To do
Where a line contains the string "PASSARAM", copy that line.

Begin

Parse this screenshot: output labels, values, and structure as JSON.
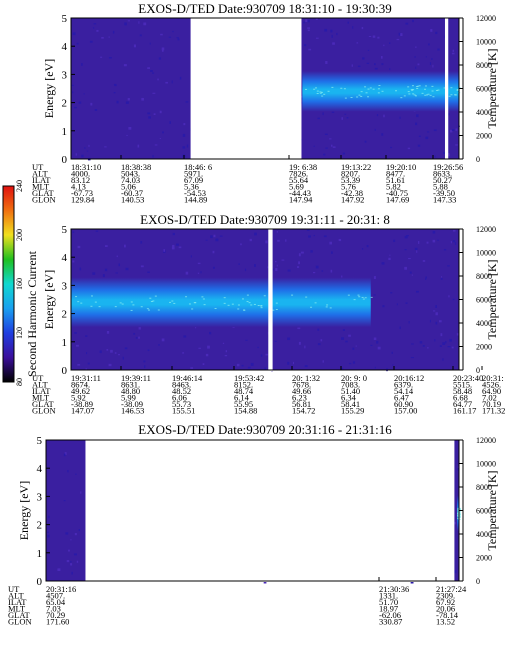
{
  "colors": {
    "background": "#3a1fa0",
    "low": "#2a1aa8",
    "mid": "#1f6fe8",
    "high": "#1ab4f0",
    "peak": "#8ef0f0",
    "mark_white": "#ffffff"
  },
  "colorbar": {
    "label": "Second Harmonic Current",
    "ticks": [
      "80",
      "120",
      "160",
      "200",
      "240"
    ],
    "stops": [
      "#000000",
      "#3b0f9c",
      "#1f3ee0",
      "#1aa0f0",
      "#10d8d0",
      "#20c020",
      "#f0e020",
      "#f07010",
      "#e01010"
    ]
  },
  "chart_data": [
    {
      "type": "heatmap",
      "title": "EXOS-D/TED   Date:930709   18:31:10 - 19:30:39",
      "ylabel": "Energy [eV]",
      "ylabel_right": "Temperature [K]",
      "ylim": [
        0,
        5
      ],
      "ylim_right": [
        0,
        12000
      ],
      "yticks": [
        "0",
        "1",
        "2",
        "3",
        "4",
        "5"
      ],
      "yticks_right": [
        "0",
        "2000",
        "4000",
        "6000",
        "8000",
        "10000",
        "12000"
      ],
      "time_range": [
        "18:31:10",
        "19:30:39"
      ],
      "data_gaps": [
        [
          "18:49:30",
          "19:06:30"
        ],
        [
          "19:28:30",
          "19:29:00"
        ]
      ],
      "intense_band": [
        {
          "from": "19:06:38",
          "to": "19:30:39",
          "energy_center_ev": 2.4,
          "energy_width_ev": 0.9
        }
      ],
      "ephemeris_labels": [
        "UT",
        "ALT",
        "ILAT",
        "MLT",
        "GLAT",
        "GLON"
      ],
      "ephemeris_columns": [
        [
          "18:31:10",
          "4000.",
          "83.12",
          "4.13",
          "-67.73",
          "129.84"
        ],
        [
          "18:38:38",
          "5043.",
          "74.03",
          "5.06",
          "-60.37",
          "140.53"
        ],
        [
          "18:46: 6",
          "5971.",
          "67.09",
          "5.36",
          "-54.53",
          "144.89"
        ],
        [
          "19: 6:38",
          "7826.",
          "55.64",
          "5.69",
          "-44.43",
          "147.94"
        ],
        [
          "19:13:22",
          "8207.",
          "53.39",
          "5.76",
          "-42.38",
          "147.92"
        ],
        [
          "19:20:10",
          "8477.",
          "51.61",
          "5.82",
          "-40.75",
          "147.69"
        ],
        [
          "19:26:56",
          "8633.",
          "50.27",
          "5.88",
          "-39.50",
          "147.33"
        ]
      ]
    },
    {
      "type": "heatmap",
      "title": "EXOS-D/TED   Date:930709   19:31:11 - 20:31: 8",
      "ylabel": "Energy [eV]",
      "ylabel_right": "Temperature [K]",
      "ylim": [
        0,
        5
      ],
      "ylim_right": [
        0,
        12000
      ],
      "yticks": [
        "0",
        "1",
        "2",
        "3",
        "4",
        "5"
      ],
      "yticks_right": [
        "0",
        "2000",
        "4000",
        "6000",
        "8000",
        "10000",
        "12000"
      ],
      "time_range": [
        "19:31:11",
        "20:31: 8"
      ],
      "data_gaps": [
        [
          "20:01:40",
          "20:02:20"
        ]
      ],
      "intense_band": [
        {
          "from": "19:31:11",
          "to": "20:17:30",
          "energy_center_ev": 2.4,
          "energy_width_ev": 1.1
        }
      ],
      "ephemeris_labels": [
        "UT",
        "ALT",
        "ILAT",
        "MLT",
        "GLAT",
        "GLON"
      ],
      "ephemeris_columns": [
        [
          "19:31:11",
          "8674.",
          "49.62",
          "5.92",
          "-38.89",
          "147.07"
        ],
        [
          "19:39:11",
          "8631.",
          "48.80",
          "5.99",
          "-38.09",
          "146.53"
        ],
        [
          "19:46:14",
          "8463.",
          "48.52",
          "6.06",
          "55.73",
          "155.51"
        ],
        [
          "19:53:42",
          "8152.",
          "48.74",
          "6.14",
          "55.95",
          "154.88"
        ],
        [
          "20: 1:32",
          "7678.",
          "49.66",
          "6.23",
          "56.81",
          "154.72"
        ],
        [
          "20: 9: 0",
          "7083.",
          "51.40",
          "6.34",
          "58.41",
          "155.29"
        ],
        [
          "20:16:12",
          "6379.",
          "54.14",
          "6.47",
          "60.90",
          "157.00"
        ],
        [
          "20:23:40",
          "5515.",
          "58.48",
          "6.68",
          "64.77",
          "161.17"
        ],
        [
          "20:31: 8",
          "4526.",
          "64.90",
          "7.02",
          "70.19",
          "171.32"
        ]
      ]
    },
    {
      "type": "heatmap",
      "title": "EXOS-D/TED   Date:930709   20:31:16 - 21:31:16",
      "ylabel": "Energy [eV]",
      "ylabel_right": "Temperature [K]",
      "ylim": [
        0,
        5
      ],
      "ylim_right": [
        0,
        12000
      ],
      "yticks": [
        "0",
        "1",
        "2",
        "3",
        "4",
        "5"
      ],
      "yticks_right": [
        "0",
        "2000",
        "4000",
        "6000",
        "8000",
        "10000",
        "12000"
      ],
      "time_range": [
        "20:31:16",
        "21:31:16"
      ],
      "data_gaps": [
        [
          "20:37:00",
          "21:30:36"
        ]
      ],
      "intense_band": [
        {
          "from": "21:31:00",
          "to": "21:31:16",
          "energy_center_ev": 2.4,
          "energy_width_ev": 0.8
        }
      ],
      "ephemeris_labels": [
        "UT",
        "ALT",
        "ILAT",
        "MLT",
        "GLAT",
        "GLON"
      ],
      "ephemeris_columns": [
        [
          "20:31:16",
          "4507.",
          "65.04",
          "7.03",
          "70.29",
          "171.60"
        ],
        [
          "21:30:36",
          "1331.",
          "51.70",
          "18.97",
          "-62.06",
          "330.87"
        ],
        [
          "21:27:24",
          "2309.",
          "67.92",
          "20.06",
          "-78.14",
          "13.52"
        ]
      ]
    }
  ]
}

End
Begin

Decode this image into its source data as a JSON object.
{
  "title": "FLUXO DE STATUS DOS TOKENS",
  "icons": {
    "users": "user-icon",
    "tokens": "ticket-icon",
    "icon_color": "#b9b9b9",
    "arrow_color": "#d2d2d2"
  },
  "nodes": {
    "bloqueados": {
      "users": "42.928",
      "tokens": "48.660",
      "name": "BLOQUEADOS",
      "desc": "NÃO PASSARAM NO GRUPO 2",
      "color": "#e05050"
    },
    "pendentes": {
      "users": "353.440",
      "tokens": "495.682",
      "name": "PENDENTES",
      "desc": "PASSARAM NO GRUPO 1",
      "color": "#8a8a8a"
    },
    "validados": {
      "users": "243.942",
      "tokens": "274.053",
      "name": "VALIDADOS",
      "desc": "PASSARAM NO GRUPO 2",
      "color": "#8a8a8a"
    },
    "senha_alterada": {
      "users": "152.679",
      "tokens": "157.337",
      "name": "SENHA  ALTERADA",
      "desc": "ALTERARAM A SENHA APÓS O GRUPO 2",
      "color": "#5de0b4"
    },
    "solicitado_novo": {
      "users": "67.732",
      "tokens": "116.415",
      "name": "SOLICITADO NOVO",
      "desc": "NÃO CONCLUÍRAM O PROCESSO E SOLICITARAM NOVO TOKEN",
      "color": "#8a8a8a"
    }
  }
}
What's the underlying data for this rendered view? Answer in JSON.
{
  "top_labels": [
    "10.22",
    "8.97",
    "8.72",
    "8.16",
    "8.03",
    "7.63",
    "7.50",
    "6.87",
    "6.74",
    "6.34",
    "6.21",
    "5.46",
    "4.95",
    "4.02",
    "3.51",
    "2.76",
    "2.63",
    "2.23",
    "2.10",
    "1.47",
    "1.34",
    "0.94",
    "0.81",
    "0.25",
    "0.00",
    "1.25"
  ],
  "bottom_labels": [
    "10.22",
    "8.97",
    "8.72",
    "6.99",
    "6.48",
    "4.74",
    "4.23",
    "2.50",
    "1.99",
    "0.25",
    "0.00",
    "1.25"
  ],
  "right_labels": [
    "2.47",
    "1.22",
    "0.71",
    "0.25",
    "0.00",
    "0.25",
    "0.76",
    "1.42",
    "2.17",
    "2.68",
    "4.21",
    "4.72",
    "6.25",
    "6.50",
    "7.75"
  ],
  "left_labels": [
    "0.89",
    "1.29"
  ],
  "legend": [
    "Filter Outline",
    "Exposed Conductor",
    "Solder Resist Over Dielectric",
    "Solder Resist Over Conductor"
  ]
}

End
Begin

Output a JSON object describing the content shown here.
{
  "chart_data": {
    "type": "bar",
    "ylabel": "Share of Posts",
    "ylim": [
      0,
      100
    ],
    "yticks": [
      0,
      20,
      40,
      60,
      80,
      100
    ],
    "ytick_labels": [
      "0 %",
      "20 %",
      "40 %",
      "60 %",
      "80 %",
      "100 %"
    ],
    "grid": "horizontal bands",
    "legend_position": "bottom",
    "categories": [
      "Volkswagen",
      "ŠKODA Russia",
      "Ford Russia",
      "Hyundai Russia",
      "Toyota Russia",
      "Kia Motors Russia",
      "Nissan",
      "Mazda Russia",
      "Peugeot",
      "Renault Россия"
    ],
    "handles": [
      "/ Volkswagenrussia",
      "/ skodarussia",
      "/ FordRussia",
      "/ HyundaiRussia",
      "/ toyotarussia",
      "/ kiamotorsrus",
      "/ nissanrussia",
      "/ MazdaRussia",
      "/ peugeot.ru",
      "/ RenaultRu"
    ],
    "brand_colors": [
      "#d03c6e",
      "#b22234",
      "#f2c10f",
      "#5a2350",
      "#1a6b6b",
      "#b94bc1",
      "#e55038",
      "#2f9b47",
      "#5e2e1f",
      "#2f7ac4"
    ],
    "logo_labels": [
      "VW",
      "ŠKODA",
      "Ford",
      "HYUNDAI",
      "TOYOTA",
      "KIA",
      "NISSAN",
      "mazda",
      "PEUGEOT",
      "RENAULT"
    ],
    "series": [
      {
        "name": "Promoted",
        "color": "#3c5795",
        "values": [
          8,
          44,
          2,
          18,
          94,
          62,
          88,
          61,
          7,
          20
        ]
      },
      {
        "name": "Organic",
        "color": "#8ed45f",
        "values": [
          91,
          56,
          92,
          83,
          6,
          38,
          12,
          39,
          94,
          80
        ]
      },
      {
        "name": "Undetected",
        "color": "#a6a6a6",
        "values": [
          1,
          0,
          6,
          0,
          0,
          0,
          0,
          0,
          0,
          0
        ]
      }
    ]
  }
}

End

Result
      "desc": "NÃO PASSARAM NO GRUPO 2",
      "desc": "PASSARAM NO GRUPO 1",
      "desc": "PASSARAM NO GRUPO 2",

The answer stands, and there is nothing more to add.